## Stated goal
Using the listing below, please gather every line containing the word "JSON".

Dataset records:
--- start ---

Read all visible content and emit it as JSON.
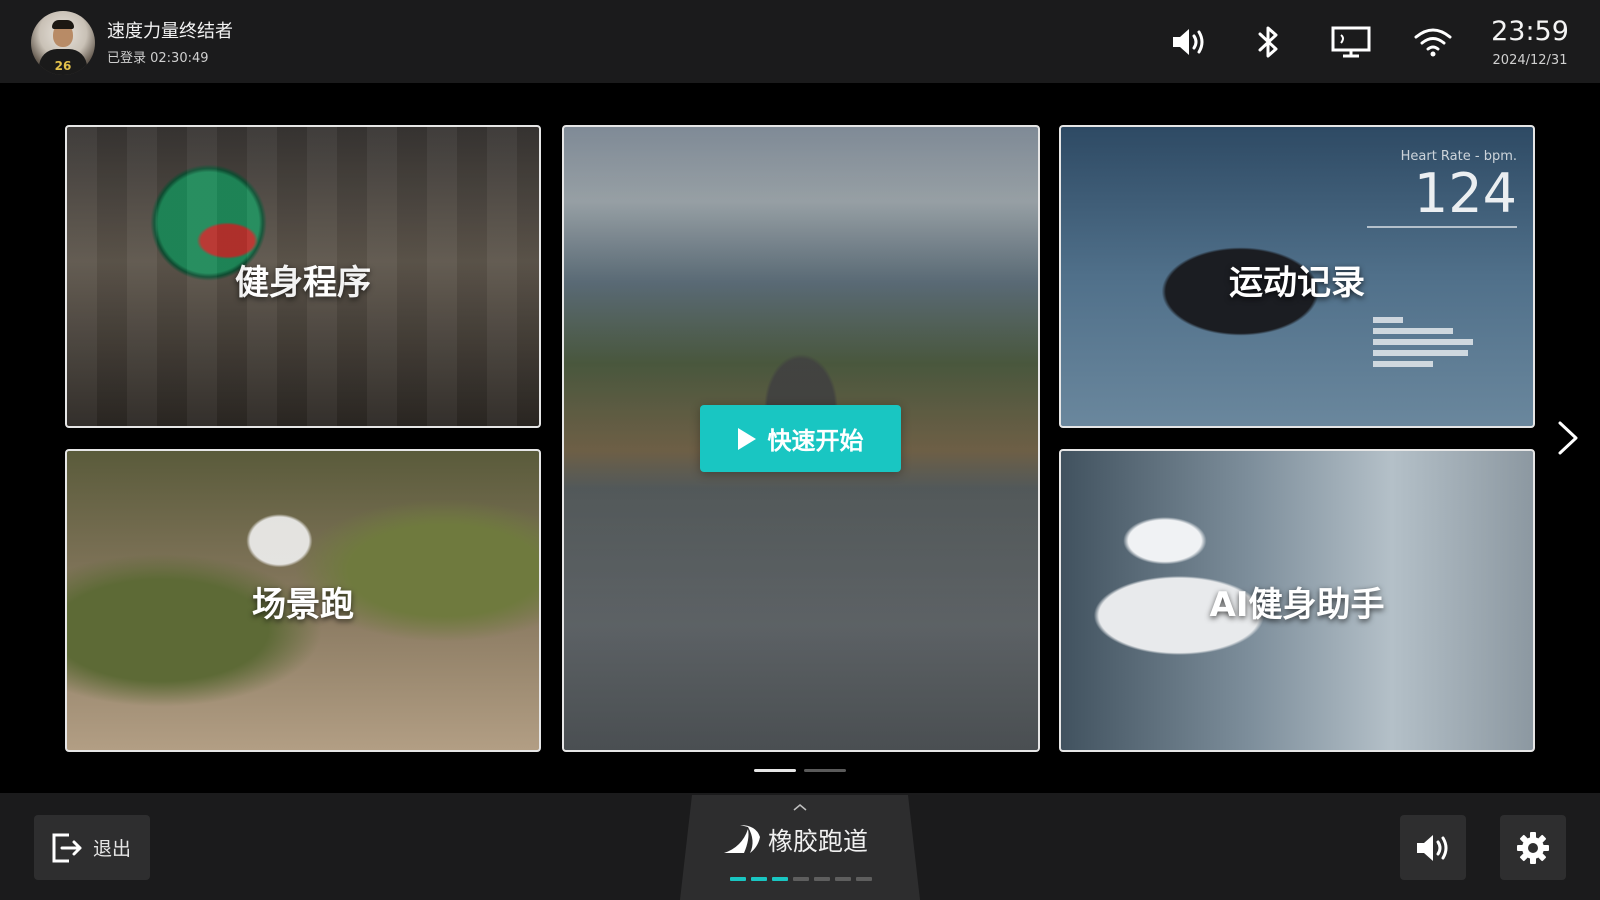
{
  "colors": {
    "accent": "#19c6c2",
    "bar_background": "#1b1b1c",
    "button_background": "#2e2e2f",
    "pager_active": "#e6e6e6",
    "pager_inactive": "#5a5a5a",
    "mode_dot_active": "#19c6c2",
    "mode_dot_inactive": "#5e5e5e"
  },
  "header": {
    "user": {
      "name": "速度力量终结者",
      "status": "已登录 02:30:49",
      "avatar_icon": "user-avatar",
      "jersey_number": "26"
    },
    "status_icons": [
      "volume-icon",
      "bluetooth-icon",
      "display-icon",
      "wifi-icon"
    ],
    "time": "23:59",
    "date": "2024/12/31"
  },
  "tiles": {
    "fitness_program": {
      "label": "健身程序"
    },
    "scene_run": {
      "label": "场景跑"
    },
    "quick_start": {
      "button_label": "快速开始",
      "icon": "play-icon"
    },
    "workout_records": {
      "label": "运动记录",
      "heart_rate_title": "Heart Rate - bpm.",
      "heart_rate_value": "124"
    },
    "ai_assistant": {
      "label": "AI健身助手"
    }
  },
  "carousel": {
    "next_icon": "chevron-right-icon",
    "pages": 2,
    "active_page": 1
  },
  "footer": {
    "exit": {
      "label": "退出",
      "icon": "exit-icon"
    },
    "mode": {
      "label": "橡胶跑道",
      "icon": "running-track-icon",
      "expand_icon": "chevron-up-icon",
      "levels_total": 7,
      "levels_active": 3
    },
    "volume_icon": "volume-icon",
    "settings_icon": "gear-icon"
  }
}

--- end ---
--- start ---

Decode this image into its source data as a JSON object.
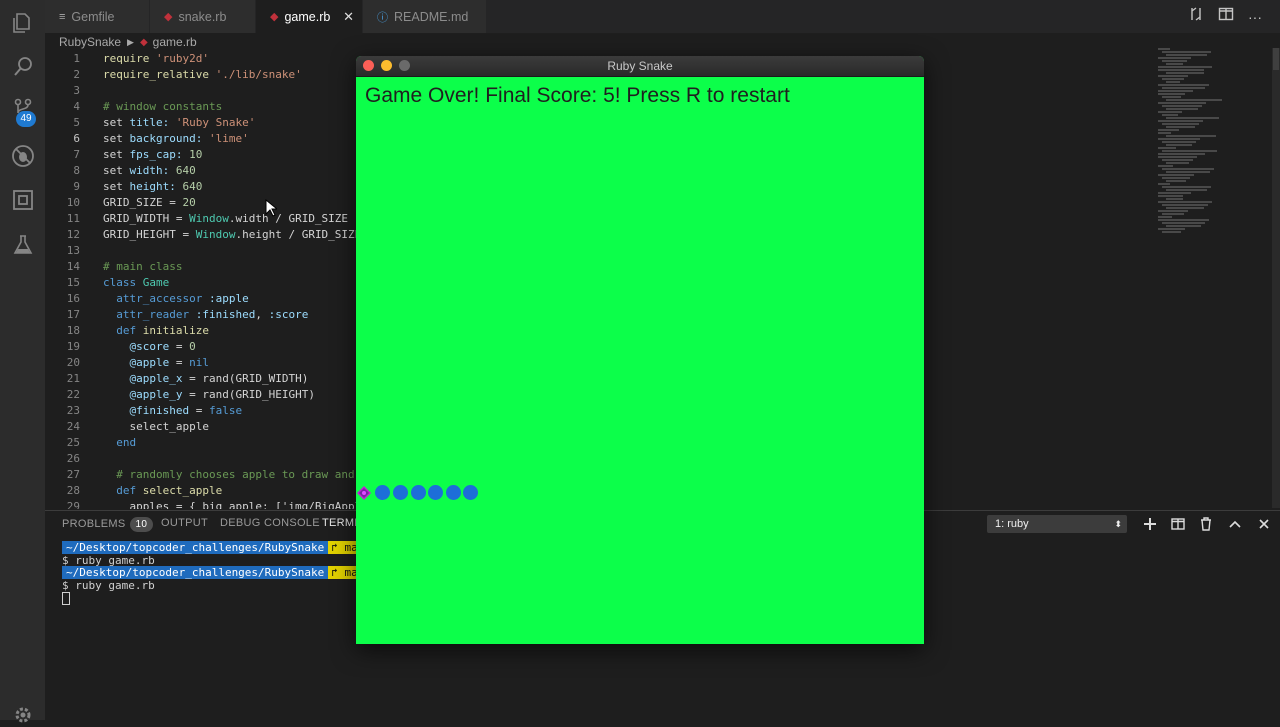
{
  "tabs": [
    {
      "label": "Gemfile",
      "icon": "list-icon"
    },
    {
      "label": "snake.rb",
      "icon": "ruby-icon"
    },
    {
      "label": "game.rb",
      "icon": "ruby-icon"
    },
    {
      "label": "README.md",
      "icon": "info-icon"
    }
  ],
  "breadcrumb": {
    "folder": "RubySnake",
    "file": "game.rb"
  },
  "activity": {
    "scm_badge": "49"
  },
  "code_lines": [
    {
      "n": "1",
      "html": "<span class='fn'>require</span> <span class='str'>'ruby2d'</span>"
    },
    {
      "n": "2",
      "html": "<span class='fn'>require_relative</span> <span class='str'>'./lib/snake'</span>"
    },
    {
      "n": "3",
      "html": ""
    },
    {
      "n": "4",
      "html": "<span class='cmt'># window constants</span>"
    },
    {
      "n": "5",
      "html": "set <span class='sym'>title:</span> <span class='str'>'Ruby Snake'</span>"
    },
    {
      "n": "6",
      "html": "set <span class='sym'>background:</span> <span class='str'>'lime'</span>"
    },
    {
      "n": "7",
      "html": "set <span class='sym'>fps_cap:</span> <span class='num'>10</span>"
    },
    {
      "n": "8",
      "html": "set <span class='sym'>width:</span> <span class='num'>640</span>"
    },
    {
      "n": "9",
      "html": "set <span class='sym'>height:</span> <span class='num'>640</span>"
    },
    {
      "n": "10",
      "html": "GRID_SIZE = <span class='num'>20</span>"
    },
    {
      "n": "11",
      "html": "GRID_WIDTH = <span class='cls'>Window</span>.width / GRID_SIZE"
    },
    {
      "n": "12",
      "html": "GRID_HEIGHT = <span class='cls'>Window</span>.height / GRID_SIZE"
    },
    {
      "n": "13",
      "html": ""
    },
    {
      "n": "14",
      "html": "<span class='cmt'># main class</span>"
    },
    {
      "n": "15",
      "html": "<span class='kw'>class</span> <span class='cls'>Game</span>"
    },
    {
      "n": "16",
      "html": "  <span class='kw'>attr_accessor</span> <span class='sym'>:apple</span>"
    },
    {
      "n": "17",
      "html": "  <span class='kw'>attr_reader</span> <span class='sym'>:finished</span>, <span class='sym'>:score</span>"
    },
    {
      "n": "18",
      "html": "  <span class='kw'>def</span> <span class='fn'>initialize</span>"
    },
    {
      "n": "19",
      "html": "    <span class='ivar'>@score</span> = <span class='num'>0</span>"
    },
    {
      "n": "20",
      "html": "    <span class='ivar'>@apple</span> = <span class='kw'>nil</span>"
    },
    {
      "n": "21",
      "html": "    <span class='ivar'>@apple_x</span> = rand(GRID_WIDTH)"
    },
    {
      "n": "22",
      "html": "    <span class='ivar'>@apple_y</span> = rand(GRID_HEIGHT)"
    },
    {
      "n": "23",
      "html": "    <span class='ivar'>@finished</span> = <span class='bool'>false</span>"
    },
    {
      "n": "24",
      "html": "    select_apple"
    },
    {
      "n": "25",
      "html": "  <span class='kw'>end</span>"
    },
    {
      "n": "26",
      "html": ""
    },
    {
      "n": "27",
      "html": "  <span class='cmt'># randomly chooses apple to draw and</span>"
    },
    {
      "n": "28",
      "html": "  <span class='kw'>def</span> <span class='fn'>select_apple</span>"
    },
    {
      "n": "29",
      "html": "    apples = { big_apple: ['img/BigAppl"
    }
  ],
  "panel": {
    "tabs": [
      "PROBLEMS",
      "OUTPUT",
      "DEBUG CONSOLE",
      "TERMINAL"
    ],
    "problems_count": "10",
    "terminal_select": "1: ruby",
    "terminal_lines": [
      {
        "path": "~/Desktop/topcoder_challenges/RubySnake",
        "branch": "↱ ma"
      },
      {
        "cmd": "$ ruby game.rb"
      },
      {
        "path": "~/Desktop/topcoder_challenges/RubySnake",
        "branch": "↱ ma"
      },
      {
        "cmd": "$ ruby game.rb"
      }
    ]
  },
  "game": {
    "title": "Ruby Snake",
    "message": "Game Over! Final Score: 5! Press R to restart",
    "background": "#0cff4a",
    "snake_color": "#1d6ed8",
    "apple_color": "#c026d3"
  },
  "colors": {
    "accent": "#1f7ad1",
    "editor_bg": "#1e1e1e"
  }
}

--- end ---

## Written response
Read all visible content and emit it as JSON.
Decode this image into its source data as a JSON object.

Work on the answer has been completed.